Check every line of the material below for the string "Bartın", and return the ones that have it.
__________________________________________________
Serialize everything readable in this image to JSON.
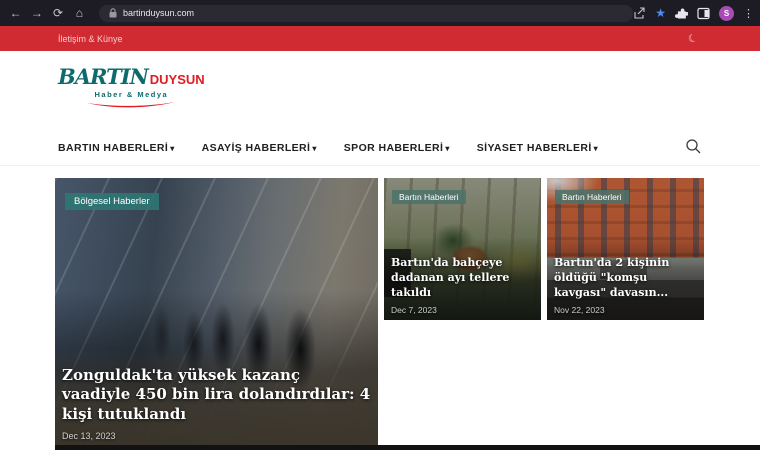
{
  "browser": {
    "url": "bartinduysun.com",
    "profile_initial": "S",
    "icons": {
      "back": "←",
      "forward": "→",
      "reload": "⟳",
      "home": "⌂",
      "star": "★",
      "menu": "⋮"
    }
  },
  "topbar": {
    "contact_link": "İletişim & Künye",
    "moon_icon": "☾"
  },
  "header": {
    "logo": {
      "name_teal": "BARTIN",
      "name_red": "DUYSUN",
      "tagline": "Haber & Medya"
    },
    "caret": "▾",
    "nav_items": [
      "BARTIN HABERLERİ",
      "ASAYİŞ HABERLERİ",
      "SPOR HABERLERİ",
      "SİYASET HABERLERİ"
    ]
  },
  "articles": {
    "main": {
      "badge": "Bölgesel Haberler",
      "title": "Zonguldak'ta yüksek kazanç vaadiyle 450 bin lira dolandırdılar: 4 kişi tutuklandı",
      "date": "Dec 13, 2023"
    },
    "secondary": [
      {
        "badge": "Bartın Haberleri",
        "title": "Bartın'da bahçeye dadanan ayı tellere takıldı",
        "date": "Dec 7, 2023"
      },
      {
        "badge": "Bartın Haberleri",
        "title": "Bartın'da 2 kişinin öldüğü \"komşu kavgası\" davasın...",
        "date": "Nov 22, 2023"
      }
    ]
  },
  "colors": {
    "accent_red": "#d02a33",
    "brand_teal": "#0e6b6d",
    "brand_red": "#e01b22",
    "badge_teal": "#2d7875",
    "chrome_dark": "#1d1c24",
    "bookmark_star_blue": "#4e8cf7",
    "avatar_purple": "#a94ab5"
  }
}
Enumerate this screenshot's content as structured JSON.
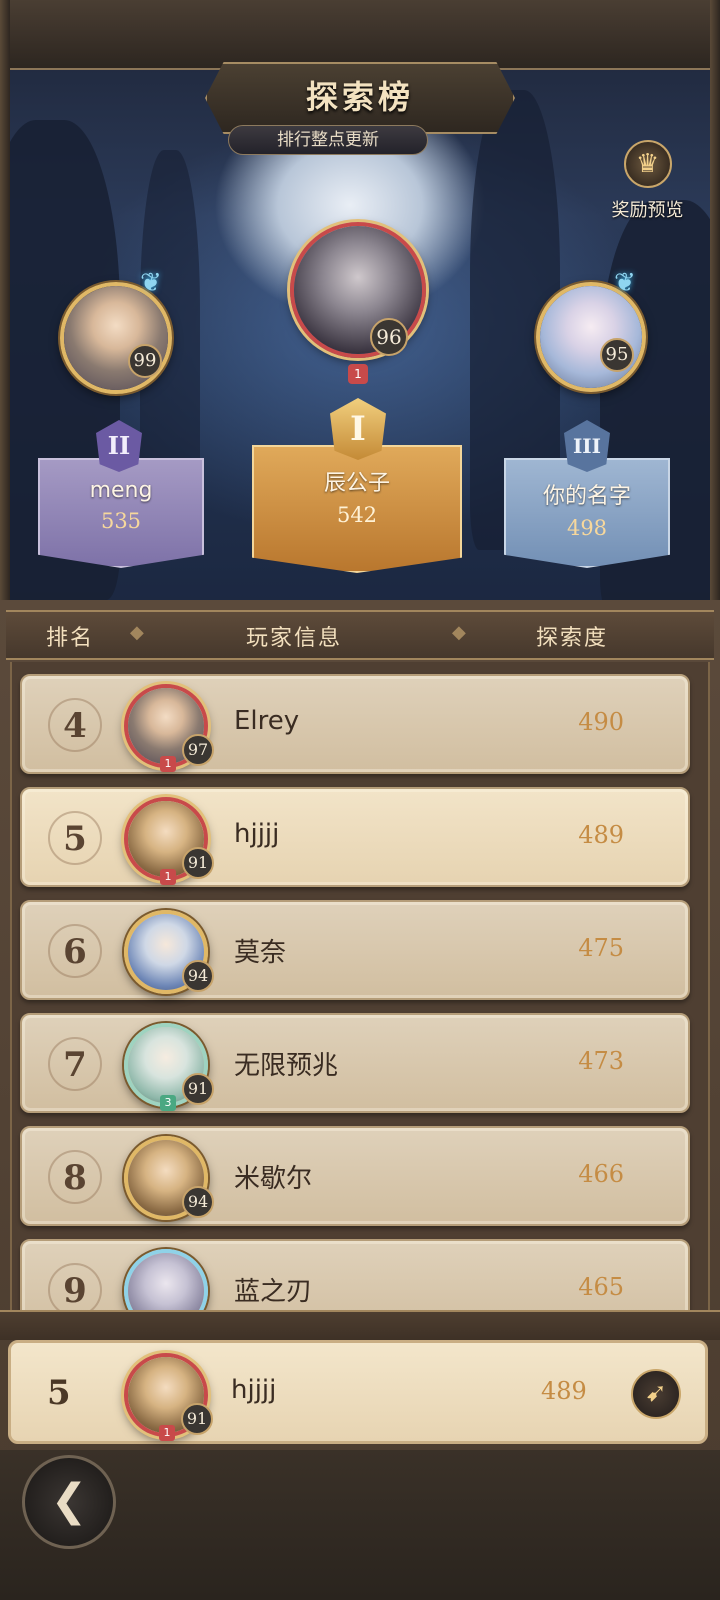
{
  "header": {
    "title": "探索榜",
    "subtitle": "排行整点更新",
    "reward_label": "奖励预览"
  },
  "podium": {
    "first": {
      "rank": "I",
      "rank_tag": "1",
      "name": "辰公子",
      "score": "542",
      "level": "96"
    },
    "second": {
      "rank": "II",
      "name": "meng",
      "score": "535",
      "level": "99"
    },
    "third": {
      "rank": "III",
      "name": "你的名字",
      "score": "498",
      "level": "95"
    }
  },
  "columns": {
    "rank": "排名",
    "player": "玩家信息",
    "score": "探索度"
  },
  "rows": [
    {
      "rank": "4",
      "name": "Elrey",
      "score": "490",
      "level": "97",
      "tag": "1"
    },
    {
      "rank": "5",
      "name": "hjjjj",
      "score": "489",
      "level": "91",
      "tag": "1"
    },
    {
      "rank": "6",
      "name": "莫奈",
      "score": "475",
      "level": "94"
    },
    {
      "rank": "7",
      "name": "无限预兆",
      "score": "473",
      "level": "91",
      "tag": "3"
    },
    {
      "rank": "8",
      "name": "米歇尔",
      "score": "466",
      "level": "94"
    },
    {
      "rank": "9",
      "name": "蓝之刃",
      "score": "465"
    }
  ],
  "my_entry": {
    "rank": "5",
    "name": "hjjjj",
    "score": "489",
    "level": "91",
    "tag": "1"
  },
  "icons": {
    "reward": "treasure-chest-icon",
    "locate": "locate-arrow-icon",
    "back": "back-arrow-icon"
  },
  "colors": {
    "score": "#c58c44",
    "gold": "#e0b866",
    "silver": "#8a7fb8",
    "bronze": "#8aa6c8"
  }
}
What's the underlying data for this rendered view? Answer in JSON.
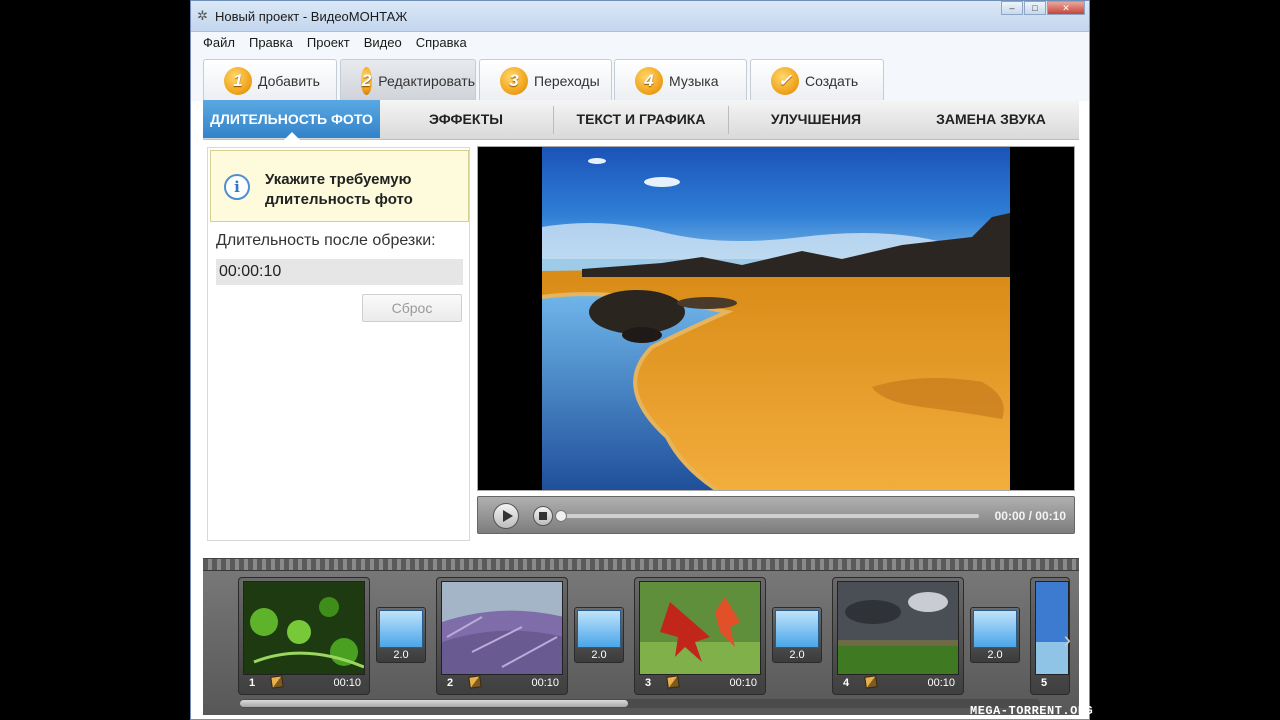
{
  "window": {
    "title": "Новый проект - ВидеоМОНТАЖ",
    "controls": [
      "–",
      "□",
      "✕"
    ]
  },
  "menu": [
    "Файл",
    "Правка",
    "Проект",
    "Видео",
    "Справка"
  ],
  "steps": [
    {
      "num": "1",
      "label": "Добавить"
    },
    {
      "num": "2",
      "label": "Редактировать"
    },
    {
      "num": "3",
      "label": "Переходы"
    },
    {
      "num": "4",
      "label": "Музыка"
    },
    {
      "num": "✓",
      "label": "Создать"
    }
  ],
  "edit_tabs": [
    "ДЛИТЕЛЬНОСТЬ ФОТО",
    "ЭФФЕКТЫ",
    "ТЕКСТ И ГРАФИКА",
    "УЛУЧШЕНИЯ",
    "ЗАМЕНА ЗВУКА"
  ],
  "duration_panel": {
    "info_text": "Укажите требуемую длительность фото",
    "label": "Длительность после обрезки:",
    "value": "00:00:10",
    "reset_label": "Сброс"
  },
  "player": {
    "time": "00:00 / 00:10"
  },
  "timeline": {
    "clips": [
      {
        "num": "1",
        "time": "00:10"
      },
      {
        "num": "2",
        "time": "00:10"
      },
      {
        "num": "3",
        "time": "00:10"
      },
      {
        "num": "4",
        "time": "00:10"
      },
      {
        "num": "5",
        "time": ""
      }
    ],
    "transitions": [
      "2.0",
      "2.0",
      "2.0",
      "2.0"
    ]
  },
  "watermark": "MEGA-TORRENT.ORG",
  "colors": {
    "active_tab": "#3a8fd4",
    "step_badge": "#f0a21a",
    "info_bg": "#fdfbdc"
  }
}
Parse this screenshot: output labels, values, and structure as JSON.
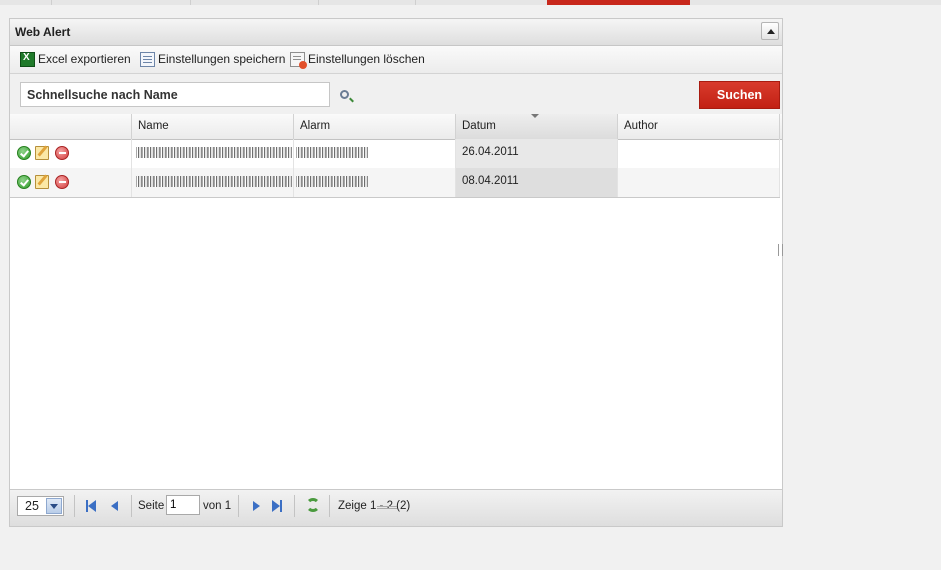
{
  "panel": {
    "title": "Web Alert"
  },
  "toolbar": {
    "export_label": "Excel exportieren",
    "save_label": "Einstellungen speichern",
    "delete_label": "Einstellungen löschen"
  },
  "search": {
    "placeholder": "Schnellsuche nach Name",
    "button_label": "Suchen"
  },
  "grid": {
    "columns": [
      "",
      "Name",
      "Alarm",
      "Datum",
      "Author"
    ],
    "sorted_column": "Datum",
    "rows": [
      {
        "name": "",
        "alarm": "",
        "datum": "26.04.2011",
        "author": ""
      },
      {
        "name": "",
        "alarm": "",
        "datum": "08.04.2011",
        "author": ""
      }
    ]
  },
  "pager": {
    "page_size": "25",
    "page_label": "Seite",
    "page_value": "1",
    "of_label": "von 1",
    "display_info": "Zeige 1 - 2 (2)"
  },
  "colors": {
    "accent": "#c8281c"
  }
}
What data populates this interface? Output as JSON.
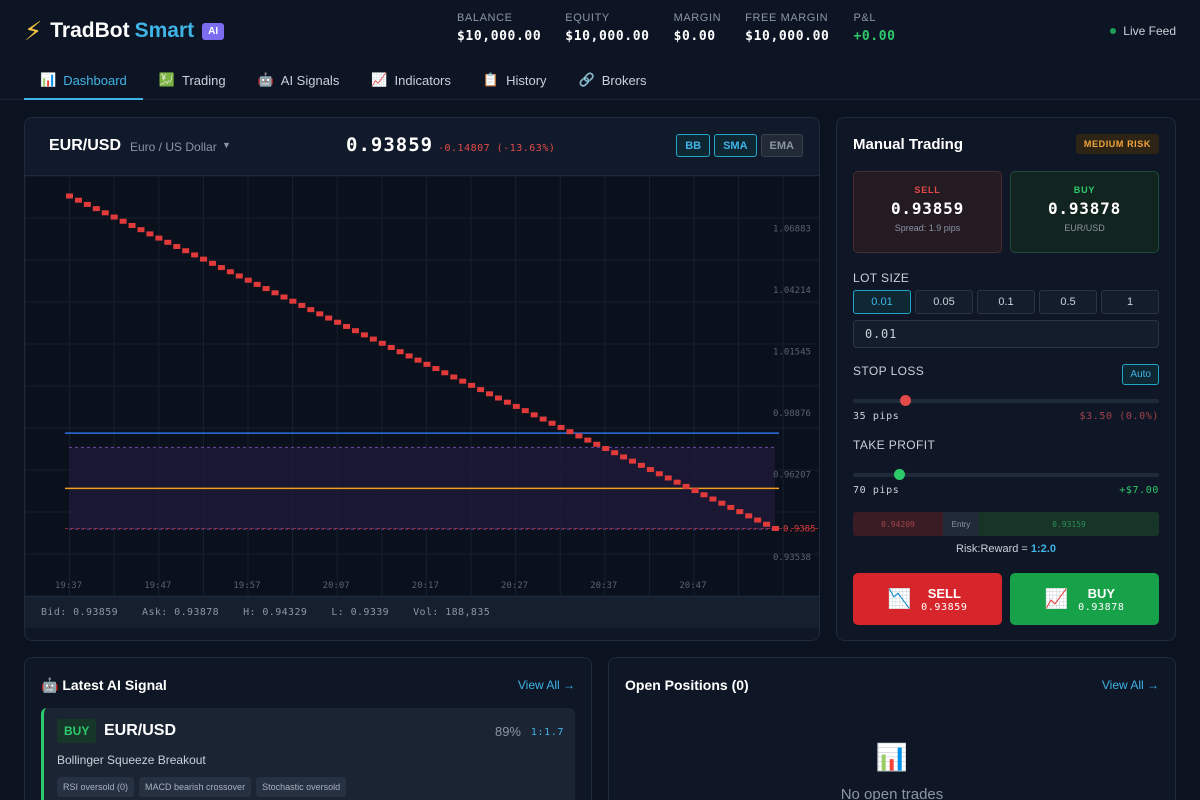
{
  "brand": {
    "name": "TradBot",
    "accent": "Smart",
    "badge": "AI"
  },
  "stats": [
    {
      "label": "BALANCE",
      "value": "$10,000.00",
      "tone": "neutral"
    },
    {
      "label": "EQUITY",
      "value": "$10,000.00",
      "tone": "neutral"
    },
    {
      "label": "MARGIN",
      "value": "$0.00",
      "tone": "neutral"
    },
    {
      "label": "FREE MARGIN",
      "value": "$10,000.00",
      "tone": "neutral"
    },
    {
      "label": "P&L",
      "value": "+0.00",
      "tone": "positive"
    }
  ],
  "live_feed": "Live Feed",
  "nav": [
    {
      "label": "Dashboard",
      "icon": "📊",
      "active": true
    },
    {
      "label": "Trading",
      "icon": "💹"
    },
    {
      "label": "AI Signals",
      "icon": "🤖"
    },
    {
      "label": "Indicators",
      "icon": "📈"
    },
    {
      "label": "History",
      "icon": "📋"
    },
    {
      "label": "Brokers",
      "icon": "🔗"
    }
  ],
  "chart": {
    "pair": "EUR/USD",
    "description": "Euro / US Dollar",
    "price": "0.93859",
    "change": "-0.14807 (-13.63%)",
    "indicators": [
      {
        "label": "BB",
        "active": true
      },
      {
        "label": "SMA",
        "active": true
      },
      {
        "label": "EMA",
        "active": false
      }
    ],
    "footer": {
      "bid": "Bid: 0.93859",
      "ask": "Ask: 0.93878",
      "high": "H: 0.94329",
      "low": "L: 0.9339",
      "vol": "Vol: 188,835"
    }
  },
  "chart_data": {
    "type": "line",
    "title": "",
    "xlabel": "",
    "ylabel": "",
    "x_ticks": [
      "19:37",
      "19:47",
      "19:57",
      "20:07",
      "20:17",
      "20:27",
      "20:37",
      "20:47"
    ],
    "y_ticks": [
      "1.06883",
      "1.04214",
      "1.01545",
      "0.98876",
      "0.96207",
      "0.93538"
    ],
    "ylim": [
      0.9223,
      1.0829
    ],
    "series": [
      {
        "values": [
          1.0829,
          0.93859
        ]
      }
    ],
    "overlays": [
      {
        "value": 0.98
      },
      {
        "value": 0.956
      }
    ],
    "band": {
      "upper": 0.9738,
      "lower": 0.9383
    },
    "last_price_label": "0.9385",
    "colors": {
      "candles": "#e03a3a",
      "sma": "#2f6fe0",
      "ema": "#f0a020",
      "band": "#6a4aa0"
    },
    "grid": true
  },
  "manual": {
    "title": "Manual Trading",
    "risk": "MEDIUM RISK",
    "sell_label": "SELL",
    "sell_price": "0.93859",
    "spread": "Spread: 1.9 pips",
    "buy_label": "BUY",
    "buy_price": "0.93878",
    "buy_sub": "EUR/USD",
    "lot_label": "LOT SIZE",
    "lots": [
      "0.01",
      "0.05",
      "0.1",
      "0.5",
      "1"
    ],
    "lot_value": "0.01",
    "sl_label": "STOP LOSS",
    "sl_auto": "Auto",
    "sl_pips": "35 pips",
    "sl_amount": "$3.50 (0.0%)",
    "sl_fraction": 0.17,
    "tp_label": "TAKE PROFIT",
    "tp_pips": "70 pips",
    "tp_amount": "+$7.00",
    "tp_fraction": 0.15,
    "rr_sl": "0.94209",
    "rr_entry": "Entry",
    "rr_tp": "0.93159",
    "rr_text": "Risk:Reward = ",
    "rr_value": "1:2.0",
    "sell_btn": "SELL",
    "sell_btn_price": "0.93859",
    "buy_btn": "BUY",
    "buy_btn_price": "0.93878"
  },
  "signal": {
    "title": "🤖 Latest AI Signal",
    "view_all": "View All →",
    "direction": "BUY",
    "pair": "EUR/USD",
    "confidence": "89%",
    "rr": "1:1.7",
    "name": "Bollinger Squeeze Breakout",
    "tags": [
      "RSI oversold (0)",
      "MACD bearish crossover",
      "Stochastic oversold"
    ]
  },
  "positions": {
    "title": "Open Positions (0)",
    "view_all": "View All →",
    "empty_icon": "📊",
    "empty_text": "No open trades"
  }
}
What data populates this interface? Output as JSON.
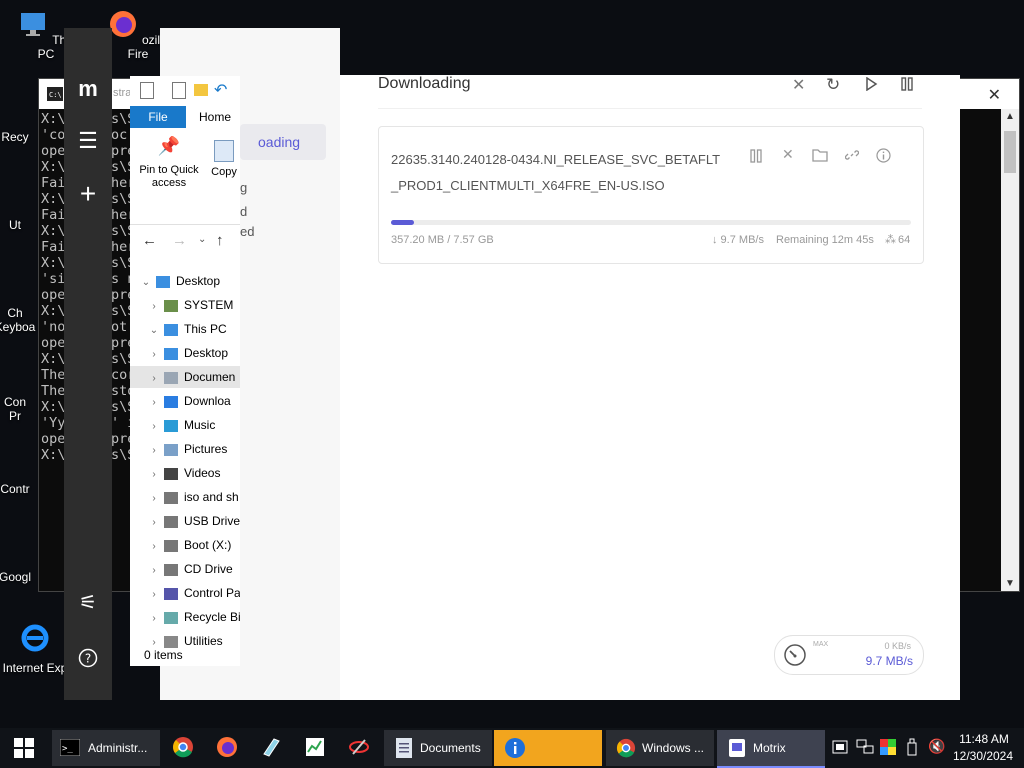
__________________________________________________
:: Output for this task ::
        "badge": "Bartın Haberleri",
        "title": "Bartın'da bahçeye dadanan ayı tellere takıldı",
        "badge": "Bartın Haberleri",
        "title": "Bartın'da 2 kişinin öldüğü \"komşu kavgası\" davasın...",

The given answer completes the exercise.